Figure dataset records:
+ + +

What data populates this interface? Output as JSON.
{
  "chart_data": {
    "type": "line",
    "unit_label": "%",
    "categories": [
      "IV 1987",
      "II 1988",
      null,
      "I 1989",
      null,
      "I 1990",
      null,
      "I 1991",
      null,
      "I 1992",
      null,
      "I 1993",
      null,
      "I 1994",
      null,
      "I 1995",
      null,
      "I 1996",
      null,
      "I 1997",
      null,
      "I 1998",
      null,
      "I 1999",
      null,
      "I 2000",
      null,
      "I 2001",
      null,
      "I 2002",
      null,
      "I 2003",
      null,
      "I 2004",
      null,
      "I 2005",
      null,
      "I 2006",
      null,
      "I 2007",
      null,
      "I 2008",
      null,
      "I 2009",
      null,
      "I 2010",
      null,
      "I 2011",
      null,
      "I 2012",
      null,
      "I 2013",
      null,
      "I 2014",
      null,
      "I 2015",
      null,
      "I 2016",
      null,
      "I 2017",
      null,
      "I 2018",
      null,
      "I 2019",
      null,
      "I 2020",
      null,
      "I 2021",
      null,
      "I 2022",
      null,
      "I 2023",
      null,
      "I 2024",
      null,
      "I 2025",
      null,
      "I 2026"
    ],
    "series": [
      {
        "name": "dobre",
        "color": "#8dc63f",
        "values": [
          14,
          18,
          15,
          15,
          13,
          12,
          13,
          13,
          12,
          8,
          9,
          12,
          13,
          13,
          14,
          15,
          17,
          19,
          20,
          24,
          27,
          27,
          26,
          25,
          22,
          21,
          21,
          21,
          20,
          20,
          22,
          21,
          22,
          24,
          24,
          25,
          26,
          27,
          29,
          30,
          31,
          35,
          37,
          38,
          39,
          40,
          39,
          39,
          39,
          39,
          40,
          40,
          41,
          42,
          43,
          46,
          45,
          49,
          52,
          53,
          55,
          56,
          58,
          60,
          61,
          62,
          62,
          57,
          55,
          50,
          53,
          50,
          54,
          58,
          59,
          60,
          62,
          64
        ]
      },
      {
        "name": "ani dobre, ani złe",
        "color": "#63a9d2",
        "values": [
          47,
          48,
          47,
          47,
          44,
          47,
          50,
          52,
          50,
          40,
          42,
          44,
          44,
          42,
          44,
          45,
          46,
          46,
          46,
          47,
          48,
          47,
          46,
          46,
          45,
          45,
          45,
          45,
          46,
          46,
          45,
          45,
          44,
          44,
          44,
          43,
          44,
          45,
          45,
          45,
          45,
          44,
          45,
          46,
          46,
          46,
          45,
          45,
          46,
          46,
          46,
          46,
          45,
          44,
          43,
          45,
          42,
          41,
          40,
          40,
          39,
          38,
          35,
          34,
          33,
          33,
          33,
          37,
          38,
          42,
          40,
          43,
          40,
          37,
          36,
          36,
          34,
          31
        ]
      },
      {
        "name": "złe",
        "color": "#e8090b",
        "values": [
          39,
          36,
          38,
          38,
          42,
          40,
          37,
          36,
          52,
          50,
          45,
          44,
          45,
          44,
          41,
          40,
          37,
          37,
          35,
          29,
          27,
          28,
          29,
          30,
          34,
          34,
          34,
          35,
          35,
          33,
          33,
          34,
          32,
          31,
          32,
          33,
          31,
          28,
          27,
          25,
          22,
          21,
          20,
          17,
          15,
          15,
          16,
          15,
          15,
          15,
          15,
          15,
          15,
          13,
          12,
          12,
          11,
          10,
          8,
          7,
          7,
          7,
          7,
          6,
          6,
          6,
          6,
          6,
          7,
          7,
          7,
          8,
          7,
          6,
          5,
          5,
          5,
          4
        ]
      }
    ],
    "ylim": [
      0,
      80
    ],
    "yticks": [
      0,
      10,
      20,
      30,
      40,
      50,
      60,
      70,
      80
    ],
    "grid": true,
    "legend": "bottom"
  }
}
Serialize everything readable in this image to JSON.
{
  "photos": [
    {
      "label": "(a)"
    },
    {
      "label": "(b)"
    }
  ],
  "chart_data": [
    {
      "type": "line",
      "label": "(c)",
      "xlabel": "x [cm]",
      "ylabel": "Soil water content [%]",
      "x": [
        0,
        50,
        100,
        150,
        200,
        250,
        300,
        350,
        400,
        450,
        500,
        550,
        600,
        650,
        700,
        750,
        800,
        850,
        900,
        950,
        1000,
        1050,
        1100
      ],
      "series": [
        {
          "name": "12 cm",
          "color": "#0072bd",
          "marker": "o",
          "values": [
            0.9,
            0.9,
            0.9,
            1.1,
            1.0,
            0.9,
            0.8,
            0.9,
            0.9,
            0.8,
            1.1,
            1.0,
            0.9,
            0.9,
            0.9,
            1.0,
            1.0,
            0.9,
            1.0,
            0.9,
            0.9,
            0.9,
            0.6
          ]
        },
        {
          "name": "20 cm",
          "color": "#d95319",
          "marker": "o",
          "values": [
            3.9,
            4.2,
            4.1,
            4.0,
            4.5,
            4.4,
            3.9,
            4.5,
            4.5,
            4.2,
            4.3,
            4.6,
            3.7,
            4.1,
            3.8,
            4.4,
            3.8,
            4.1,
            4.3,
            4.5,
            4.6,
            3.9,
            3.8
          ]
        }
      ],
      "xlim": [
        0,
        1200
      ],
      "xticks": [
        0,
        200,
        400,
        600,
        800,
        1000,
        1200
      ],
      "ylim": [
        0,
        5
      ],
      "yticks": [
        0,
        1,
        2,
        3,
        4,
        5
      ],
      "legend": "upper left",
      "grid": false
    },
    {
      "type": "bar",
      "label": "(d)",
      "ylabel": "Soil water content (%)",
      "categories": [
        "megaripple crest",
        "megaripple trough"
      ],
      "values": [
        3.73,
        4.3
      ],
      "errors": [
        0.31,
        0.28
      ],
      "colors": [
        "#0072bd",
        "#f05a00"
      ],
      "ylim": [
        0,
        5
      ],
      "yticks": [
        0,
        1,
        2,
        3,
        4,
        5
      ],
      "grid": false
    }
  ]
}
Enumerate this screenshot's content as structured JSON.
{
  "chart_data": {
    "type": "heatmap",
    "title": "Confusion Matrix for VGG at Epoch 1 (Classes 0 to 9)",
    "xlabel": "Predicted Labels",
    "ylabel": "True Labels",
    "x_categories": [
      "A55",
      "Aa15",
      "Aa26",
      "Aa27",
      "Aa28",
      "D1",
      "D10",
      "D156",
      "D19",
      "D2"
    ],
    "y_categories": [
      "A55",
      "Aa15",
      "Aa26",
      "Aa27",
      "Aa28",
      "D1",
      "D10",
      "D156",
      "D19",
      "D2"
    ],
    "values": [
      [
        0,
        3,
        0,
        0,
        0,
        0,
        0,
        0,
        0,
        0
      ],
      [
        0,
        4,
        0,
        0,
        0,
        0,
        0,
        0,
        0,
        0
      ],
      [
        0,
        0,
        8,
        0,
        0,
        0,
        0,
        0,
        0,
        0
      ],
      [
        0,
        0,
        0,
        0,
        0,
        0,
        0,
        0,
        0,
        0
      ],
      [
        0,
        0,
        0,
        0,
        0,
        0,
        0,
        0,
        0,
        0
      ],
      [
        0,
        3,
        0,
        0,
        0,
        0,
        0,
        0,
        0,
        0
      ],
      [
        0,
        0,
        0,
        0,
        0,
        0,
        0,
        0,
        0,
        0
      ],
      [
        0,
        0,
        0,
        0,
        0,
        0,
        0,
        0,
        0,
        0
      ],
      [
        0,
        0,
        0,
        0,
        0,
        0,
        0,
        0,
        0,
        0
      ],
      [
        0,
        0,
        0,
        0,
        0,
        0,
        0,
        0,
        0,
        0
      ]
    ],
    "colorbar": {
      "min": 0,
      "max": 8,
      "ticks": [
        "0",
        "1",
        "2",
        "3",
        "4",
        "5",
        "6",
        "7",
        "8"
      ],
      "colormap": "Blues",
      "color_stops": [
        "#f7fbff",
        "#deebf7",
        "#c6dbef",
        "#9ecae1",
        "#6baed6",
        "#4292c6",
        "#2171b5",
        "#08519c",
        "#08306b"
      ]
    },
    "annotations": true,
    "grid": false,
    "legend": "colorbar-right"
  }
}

+ + +

Your instructions: The answer is a single number, the count of lines in the records that contain the string "xlabel".

Task output: 2